JOB:
Check each line of the material. Copy those containing "Vertical".

DATA:
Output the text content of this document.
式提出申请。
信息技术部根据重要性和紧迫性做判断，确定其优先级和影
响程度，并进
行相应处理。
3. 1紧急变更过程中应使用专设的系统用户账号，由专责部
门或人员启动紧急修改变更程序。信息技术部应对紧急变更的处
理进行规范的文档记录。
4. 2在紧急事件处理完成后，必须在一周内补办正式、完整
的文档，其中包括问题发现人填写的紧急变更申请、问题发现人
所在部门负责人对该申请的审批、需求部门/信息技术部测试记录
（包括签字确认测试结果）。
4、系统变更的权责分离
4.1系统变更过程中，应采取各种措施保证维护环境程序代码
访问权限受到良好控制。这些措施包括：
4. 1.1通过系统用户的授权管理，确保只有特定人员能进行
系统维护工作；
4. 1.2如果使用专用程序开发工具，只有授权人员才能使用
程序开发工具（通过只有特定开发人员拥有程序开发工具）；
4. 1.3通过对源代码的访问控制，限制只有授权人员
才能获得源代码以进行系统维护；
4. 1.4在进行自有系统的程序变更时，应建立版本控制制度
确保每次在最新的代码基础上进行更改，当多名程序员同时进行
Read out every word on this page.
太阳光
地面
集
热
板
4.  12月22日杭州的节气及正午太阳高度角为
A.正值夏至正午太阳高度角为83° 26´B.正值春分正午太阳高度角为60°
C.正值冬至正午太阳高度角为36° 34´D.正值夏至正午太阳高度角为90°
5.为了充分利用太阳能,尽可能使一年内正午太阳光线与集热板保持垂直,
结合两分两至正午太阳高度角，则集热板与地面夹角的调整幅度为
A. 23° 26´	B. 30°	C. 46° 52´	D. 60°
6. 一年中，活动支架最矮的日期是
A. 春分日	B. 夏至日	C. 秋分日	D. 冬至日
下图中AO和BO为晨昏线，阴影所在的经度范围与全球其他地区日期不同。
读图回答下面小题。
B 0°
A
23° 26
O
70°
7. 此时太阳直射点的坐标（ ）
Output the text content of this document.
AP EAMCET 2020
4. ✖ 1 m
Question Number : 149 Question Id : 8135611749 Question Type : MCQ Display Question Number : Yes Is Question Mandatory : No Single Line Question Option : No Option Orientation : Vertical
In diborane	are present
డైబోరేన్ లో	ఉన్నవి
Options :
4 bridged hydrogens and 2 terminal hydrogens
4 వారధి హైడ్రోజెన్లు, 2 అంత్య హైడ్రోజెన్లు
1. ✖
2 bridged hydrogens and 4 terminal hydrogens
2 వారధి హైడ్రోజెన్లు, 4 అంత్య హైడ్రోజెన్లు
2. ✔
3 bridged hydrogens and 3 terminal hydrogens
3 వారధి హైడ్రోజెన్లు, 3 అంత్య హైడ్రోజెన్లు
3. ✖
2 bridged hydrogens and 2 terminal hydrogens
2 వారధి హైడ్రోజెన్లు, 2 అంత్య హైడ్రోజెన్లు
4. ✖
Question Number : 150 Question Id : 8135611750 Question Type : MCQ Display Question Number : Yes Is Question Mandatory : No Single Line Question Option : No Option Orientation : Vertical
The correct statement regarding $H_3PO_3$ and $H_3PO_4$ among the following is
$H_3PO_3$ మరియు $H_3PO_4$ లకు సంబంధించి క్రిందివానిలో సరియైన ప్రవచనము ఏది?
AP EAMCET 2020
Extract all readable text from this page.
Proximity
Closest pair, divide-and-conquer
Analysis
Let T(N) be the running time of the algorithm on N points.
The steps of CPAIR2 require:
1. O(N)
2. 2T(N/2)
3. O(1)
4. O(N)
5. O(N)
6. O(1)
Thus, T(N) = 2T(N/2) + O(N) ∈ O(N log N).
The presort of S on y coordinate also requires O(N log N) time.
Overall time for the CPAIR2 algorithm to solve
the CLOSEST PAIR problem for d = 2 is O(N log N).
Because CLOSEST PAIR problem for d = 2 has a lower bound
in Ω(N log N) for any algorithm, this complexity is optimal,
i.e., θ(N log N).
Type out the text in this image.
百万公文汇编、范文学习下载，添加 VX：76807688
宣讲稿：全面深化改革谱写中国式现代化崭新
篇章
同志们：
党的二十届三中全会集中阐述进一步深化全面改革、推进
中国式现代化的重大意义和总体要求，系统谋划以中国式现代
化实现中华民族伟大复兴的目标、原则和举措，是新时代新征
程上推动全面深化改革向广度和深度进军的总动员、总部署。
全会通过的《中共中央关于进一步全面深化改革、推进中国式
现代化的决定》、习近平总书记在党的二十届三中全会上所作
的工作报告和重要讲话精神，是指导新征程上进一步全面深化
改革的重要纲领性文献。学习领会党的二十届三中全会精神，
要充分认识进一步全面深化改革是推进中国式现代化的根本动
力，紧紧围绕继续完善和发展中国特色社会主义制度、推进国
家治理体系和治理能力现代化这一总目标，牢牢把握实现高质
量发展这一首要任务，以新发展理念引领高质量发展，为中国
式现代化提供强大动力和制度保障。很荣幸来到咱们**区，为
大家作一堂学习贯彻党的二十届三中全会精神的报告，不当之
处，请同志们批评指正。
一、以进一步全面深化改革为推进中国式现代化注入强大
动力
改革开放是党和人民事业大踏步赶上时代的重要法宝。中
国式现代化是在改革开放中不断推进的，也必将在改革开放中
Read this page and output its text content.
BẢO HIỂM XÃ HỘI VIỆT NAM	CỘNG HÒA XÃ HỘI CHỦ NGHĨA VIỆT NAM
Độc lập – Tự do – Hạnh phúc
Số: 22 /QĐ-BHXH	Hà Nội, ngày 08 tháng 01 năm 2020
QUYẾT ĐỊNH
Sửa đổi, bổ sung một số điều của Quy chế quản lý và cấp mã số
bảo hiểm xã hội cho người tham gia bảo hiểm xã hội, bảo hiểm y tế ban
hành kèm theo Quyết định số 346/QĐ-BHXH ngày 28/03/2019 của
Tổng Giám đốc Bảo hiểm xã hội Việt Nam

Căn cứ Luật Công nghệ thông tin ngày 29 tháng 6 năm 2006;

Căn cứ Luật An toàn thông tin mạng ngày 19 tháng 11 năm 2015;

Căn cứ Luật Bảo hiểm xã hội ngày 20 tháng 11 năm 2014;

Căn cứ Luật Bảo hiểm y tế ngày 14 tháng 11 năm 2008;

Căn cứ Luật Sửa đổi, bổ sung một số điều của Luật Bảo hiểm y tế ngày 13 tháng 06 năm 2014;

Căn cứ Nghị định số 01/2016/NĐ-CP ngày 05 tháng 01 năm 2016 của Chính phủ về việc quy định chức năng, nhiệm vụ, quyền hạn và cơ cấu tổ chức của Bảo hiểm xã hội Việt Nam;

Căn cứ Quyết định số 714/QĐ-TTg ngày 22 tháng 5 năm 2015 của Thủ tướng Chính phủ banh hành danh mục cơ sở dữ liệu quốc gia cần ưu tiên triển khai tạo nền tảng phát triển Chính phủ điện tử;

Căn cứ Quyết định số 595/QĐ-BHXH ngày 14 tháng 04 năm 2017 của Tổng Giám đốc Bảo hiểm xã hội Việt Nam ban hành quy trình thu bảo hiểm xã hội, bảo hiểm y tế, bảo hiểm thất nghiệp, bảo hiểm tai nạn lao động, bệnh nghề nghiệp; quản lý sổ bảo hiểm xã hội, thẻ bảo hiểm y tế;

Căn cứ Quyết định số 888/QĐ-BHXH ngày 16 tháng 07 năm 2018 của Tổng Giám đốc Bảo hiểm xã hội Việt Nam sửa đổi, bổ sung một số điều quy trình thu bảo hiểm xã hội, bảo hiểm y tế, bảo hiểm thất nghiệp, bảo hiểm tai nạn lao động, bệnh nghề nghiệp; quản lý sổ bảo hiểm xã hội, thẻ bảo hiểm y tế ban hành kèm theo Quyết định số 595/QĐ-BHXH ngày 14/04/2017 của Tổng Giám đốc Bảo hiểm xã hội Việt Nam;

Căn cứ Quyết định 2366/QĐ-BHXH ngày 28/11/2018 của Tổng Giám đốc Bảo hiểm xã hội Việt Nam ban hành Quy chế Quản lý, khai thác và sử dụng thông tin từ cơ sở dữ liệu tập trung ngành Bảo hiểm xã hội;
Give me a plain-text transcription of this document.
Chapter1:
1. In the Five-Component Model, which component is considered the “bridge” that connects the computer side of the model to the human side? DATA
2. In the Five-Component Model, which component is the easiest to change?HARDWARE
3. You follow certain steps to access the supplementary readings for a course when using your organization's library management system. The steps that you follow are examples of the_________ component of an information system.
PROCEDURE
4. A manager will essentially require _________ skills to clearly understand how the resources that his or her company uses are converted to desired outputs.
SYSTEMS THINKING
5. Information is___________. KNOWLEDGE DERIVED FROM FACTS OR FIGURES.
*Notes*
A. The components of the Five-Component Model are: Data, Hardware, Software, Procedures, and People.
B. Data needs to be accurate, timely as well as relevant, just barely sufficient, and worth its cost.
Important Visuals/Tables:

SOLUTION TO THIS EXERCISE:
Question Number : 149 Question Id : 8135611749 Question Type : MCQ Display Question Number : Yes Is Question Mandatory : No Single Line Question Option : No Option Orientation : Vertical
Question Number : 150 Question Id : 8135611750 Question Type : MCQ Display Question Number : Yes Is Question Mandatory : No Single Line Question Option : No Option Orientation : Vertical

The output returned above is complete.